>> Begin Exercise input

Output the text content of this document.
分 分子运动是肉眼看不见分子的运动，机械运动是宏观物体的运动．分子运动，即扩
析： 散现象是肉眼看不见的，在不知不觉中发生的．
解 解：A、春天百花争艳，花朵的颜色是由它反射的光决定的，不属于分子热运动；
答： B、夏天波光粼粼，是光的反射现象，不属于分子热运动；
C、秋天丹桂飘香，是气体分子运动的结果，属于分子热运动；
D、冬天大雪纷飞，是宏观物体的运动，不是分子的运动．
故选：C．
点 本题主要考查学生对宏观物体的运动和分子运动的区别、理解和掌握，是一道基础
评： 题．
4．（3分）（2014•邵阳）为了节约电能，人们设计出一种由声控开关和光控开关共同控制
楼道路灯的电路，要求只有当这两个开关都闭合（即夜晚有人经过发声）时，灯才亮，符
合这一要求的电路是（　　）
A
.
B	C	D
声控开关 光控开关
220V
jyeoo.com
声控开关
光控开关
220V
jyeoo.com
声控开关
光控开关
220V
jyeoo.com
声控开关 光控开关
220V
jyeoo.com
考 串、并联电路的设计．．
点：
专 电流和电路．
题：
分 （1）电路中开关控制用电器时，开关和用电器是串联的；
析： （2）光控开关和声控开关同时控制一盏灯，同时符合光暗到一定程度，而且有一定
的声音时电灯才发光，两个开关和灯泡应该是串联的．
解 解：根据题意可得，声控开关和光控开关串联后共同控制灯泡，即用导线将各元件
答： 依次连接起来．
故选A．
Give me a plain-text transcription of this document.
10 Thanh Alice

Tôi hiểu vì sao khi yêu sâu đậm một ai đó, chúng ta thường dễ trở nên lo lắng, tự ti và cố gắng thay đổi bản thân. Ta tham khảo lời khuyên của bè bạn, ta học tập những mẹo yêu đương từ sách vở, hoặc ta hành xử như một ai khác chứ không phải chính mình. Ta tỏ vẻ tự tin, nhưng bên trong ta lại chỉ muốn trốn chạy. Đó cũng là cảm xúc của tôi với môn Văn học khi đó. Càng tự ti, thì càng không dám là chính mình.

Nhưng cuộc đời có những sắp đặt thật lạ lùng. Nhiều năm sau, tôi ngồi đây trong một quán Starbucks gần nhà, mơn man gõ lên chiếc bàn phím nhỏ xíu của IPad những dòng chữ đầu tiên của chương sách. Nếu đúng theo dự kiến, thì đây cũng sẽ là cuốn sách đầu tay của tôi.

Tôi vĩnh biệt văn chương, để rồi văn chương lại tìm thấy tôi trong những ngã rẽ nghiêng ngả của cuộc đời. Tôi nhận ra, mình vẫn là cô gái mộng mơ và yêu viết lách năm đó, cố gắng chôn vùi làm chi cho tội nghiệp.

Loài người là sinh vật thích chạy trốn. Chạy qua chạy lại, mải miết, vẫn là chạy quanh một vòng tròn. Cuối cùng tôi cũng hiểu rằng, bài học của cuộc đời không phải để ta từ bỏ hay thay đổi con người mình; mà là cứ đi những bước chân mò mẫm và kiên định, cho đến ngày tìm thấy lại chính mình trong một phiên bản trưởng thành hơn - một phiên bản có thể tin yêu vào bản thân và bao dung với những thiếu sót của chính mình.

>> End Exercise input

What needs to be done:
Reproduce each record shown above without altering a single word.

Result of the task:
Output the text content of this document.
分 分子运动是肉眼看不见分子的运动，机械运动是宏观物体的运动．分子运动，即扩
析： 散现象是肉眼看不见的，在不知不觉中发生的．
解 解：A、春天百花争艳，花朵的颜色是由它反射的光决定的，不属于分子热运动；
答： B、夏天波光粼粼，是光的反射现象，不属于分子热运动；
C、秋天丹桂飘香，是气体分子运动的结果，属于分子热运动；
D、冬天大雪纷飞，是宏观物体的运动，不是分子的运动．
故选：C．
点 本题主要考查学生对宏观物体的运动和分子运动的区别、理解和掌握，是一道基础
评： 题．
4．（3分）（2014•邵阳）为了节约电能，人们设计出一种由声控开关和光控开关共同控制
楼道路灯的电路，要求只有当这两个开关都闭合（即夜晚有人经过发声）时，灯才亮，符
合这一要求的电路是（　　）
A
.
B	C	D
声控开关 光控开关
220V
jyeoo.com
声控开关
光控开关
220V
jyeoo.com
声控开关
光控开关
220V
jyeoo.com
声控开关 光控开关
220V
jyeoo.com
考 串、并联电路的设计．．
点：
专 电流和电路．
题：
分 （1）电路中开关控制用电器时，开关和用电器是串联的；
析： （2）光控开关和声控开关同时控制一盏灯，同时符合光暗到一定程度，而且有一定
的声音时电灯才发光，两个开关和灯泡应该是串联的．
解 解：根据题意可得，声控开关和光控开关串联后共同控制灯泡，即用导线将各元件
答： 依次连接起来．
故选A．
Give me a plain-text transcription of this document.
10 Thanh Alice

Tôi hiểu vì sao khi yêu sâu đậm một ai đó, chúng ta thường dễ trở nên lo lắng, tự ti và cố gắng thay đổi bản thân. Ta tham khảo lời khuyên của bè bạn, ta học tập những mẹo yêu đương từ sách vở, hoặc ta hành xử như một ai khác chứ không phải chính mình. Ta tỏ vẻ tự tin, nhưng bên trong ta lại chỉ muốn trốn chạy. Đó cũng là cảm xúc của tôi với môn Văn học khi đó. Càng tự ti, thì càng không dám là chính mình.

Nhưng cuộc đời có những sắp đặt thật lạ lùng. Nhiều năm sau, tôi ngồi đây trong một quán Starbucks gần nhà, mơn man gõ lên chiếc bàn phím nhỏ xíu của IPad những dòng chữ đầu tiên của chương sách. Nếu đúng theo dự kiến, thì đây cũng sẽ là cuốn sách đầu tay của tôi.

Tôi vĩnh biệt văn chương, để rồi văn chương lại tìm thấy tôi trong những ngã rẽ nghiêng ngả của cuộc đời. Tôi nhận ra, mình vẫn là cô gái mộng mơ và yêu viết lách năm đó, cố gắng chôn vùi làm chi cho tội nghiệp.

Loài người là sinh vật thích chạy trốn. Chạy qua chạy lại, mải miết, vẫn là chạy quanh một vòng tròn. Cuối cùng tôi cũng hiểu rằng, bài học của cuộc đời không phải để ta từ bỏ hay thay đổi con người mình; mà là cứ đi những bước chân mò mẫm và kiên định, cho đến ngày tìm thấy lại chính mình trong một phiên bản trưởng thành hơn - một phiên bản có thể tin yêu vào bản thân và bao dung với những thiếu sót của chính mình.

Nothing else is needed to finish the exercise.